━━ DATA ━━

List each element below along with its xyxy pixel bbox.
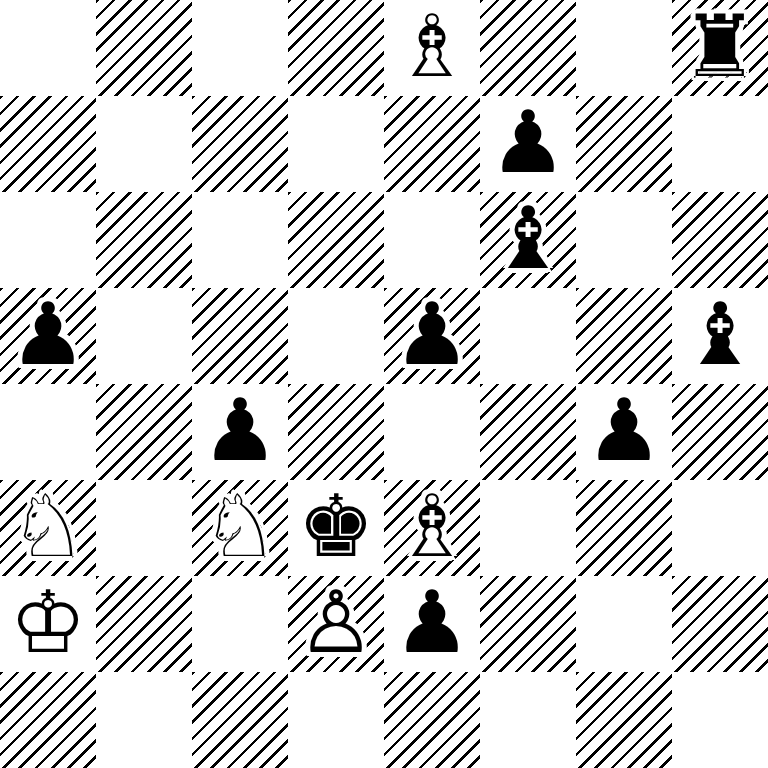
black-pawn[interactable]: ♟ <box>480 96 576 192</box>
piece-outline-glyph: ♘ <box>9 483 86 569</box>
square-h2[interactable] <box>672 576 768 672</box>
black-king[interactable]: ♚ <box>288 480 384 576</box>
square-d6[interactable] <box>288 192 384 288</box>
black-pawn[interactable]: ♟ <box>384 288 480 384</box>
square-c6[interactable] <box>192 192 288 288</box>
square-d7[interactable] <box>288 96 384 192</box>
square-b6[interactable] <box>96 192 192 288</box>
square-b5[interactable] <box>96 288 192 384</box>
square-e6[interactable] <box>384 192 480 288</box>
white-knight[interactable]: ♞♘ <box>192 480 288 576</box>
square-a4[interactable] <box>0 384 96 480</box>
square-g5[interactable] <box>576 288 672 384</box>
white-pawn[interactable]: ♟♙ <box>288 576 384 672</box>
square-e7[interactable] <box>384 96 480 192</box>
piece-glyph: ♟ <box>393 579 470 665</box>
square-h1[interactable] <box>672 672 768 768</box>
white-bishop[interactable]: ♝♗ <box>384 0 480 96</box>
black-bishop[interactable]: ♝ <box>480 192 576 288</box>
square-a8[interactable] <box>0 0 96 96</box>
piece-outline-glyph: ♘ <box>201 483 278 569</box>
piece-glyph: ♜ <box>681 3 758 89</box>
square-d1[interactable] <box>288 672 384 768</box>
square-b8[interactable] <box>96 0 192 96</box>
square-a6[interactable] <box>0 192 96 288</box>
square-g7[interactable] <box>576 96 672 192</box>
square-d3[interactable]: ♚ <box>288 480 384 576</box>
black-bishop[interactable]: ♝ <box>672 288 768 384</box>
black-pawn[interactable]: ♟ <box>0 288 96 384</box>
square-g4[interactable]: ♟ <box>576 384 672 480</box>
square-c3[interactable]: ♞♘ <box>192 480 288 576</box>
square-h8[interactable]: ♜ <box>672 0 768 96</box>
black-pawn[interactable]: ♟ <box>576 384 672 480</box>
square-h6[interactable] <box>672 192 768 288</box>
square-f6[interactable]: ♝ <box>480 192 576 288</box>
square-d5[interactable] <box>288 288 384 384</box>
square-g2[interactable] <box>576 576 672 672</box>
square-c5[interactable] <box>192 288 288 384</box>
square-h5[interactable]: ♝ <box>672 288 768 384</box>
square-c2[interactable] <box>192 576 288 672</box>
square-g8[interactable] <box>576 0 672 96</box>
square-e3[interactable]: ♝♗ <box>384 480 480 576</box>
black-pawn[interactable]: ♟ <box>384 576 480 672</box>
piece-glyph: ♟ <box>585 387 662 473</box>
piece-glyph: ♟ <box>393 291 470 377</box>
piece-glyph: ♚ <box>297 483 374 569</box>
square-b3[interactable] <box>96 480 192 576</box>
piece-glyph: ♟ <box>9 291 86 377</box>
square-a1[interactable] <box>0 672 96 768</box>
square-h7[interactable] <box>672 96 768 192</box>
square-f7[interactable]: ♟ <box>480 96 576 192</box>
chess-board: ♝♗♜♟♝♟♟♝♟♟♞♘♞♘♚♝♗♚♔♟♙♟ <box>0 0 768 768</box>
square-a5[interactable]: ♟ <box>0 288 96 384</box>
square-b1[interactable] <box>96 672 192 768</box>
square-g1[interactable] <box>576 672 672 768</box>
square-a3[interactable]: ♞♘ <box>0 480 96 576</box>
piece-outline-glyph: ♗ <box>393 483 470 569</box>
square-d2[interactable]: ♟♙ <box>288 576 384 672</box>
square-h4[interactable] <box>672 384 768 480</box>
square-e2[interactable]: ♟ <box>384 576 480 672</box>
square-f5[interactable] <box>480 288 576 384</box>
white-bishop[interactable]: ♝♗ <box>384 480 480 576</box>
square-f1[interactable] <box>480 672 576 768</box>
square-e4[interactable] <box>384 384 480 480</box>
square-c7[interactable] <box>192 96 288 192</box>
white-king[interactable]: ♚♔ <box>0 576 96 672</box>
square-c4[interactable]: ♟ <box>192 384 288 480</box>
square-b2[interactable] <box>96 576 192 672</box>
square-a7[interactable] <box>0 96 96 192</box>
piece-glyph: ♟ <box>489 99 566 185</box>
piece-outline-glyph: ♙ <box>297 579 374 665</box>
black-rook[interactable]: ♜ <box>672 0 768 96</box>
piece-outline-glyph: ♗ <box>393 3 470 89</box>
square-h3[interactable] <box>672 480 768 576</box>
piece-glyph: ♟ <box>201 387 278 473</box>
square-g6[interactable] <box>576 192 672 288</box>
square-g3[interactable] <box>576 480 672 576</box>
white-knight[interactable]: ♞♘ <box>0 480 96 576</box>
piece-glyph: ♝ <box>489 195 566 281</box>
square-c1[interactable] <box>192 672 288 768</box>
square-d4[interactable] <box>288 384 384 480</box>
square-e8[interactable]: ♝♗ <box>384 0 480 96</box>
square-f3[interactable] <box>480 480 576 576</box>
square-f8[interactable] <box>480 0 576 96</box>
square-c8[interactable] <box>192 0 288 96</box>
black-pawn[interactable]: ♟ <box>192 384 288 480</box>
square-e1[interactable] <box>384 672 480 768</box>
square-e5[interactable]: ♟ <box>384 288 480 384</box>
piece-glyph: ♝ <box>681 291 758 377</box>
square-f4[interactable] <box>480 384 576 480</box>
square-a2[interactable]: ♚♔ <box>0 576 96 672</box>
piece-outline-glyph: ♔ <box>9 579 86 665</box>
square-f2[interactable] <box>480 576 576 672</box>
square-b7[interactable] <box>96 96 192 192</box>
square-b4[interactable] <box>96 384 192 480</box>
square-d8[interactable] <box>288 0 384 96</box>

━━━

◆ **REQUIRED TASK**: Which lines of the records contain the string "bishop"? Pick out every such line, treating uppercase and lowercase as different.

◆ **EXERCISE RESPONSE**:
white-bishop[interactable]: ♝♗ <box>384 0 480 96</box>
black-bishop[interactable]: ♝ <box>480 192 576 288</box>
black-bishop[interactable]: ♝ <box>672 288 768 384</box>
white-bishop[interactable]: ♝♗ <box>384 480 480 576</box>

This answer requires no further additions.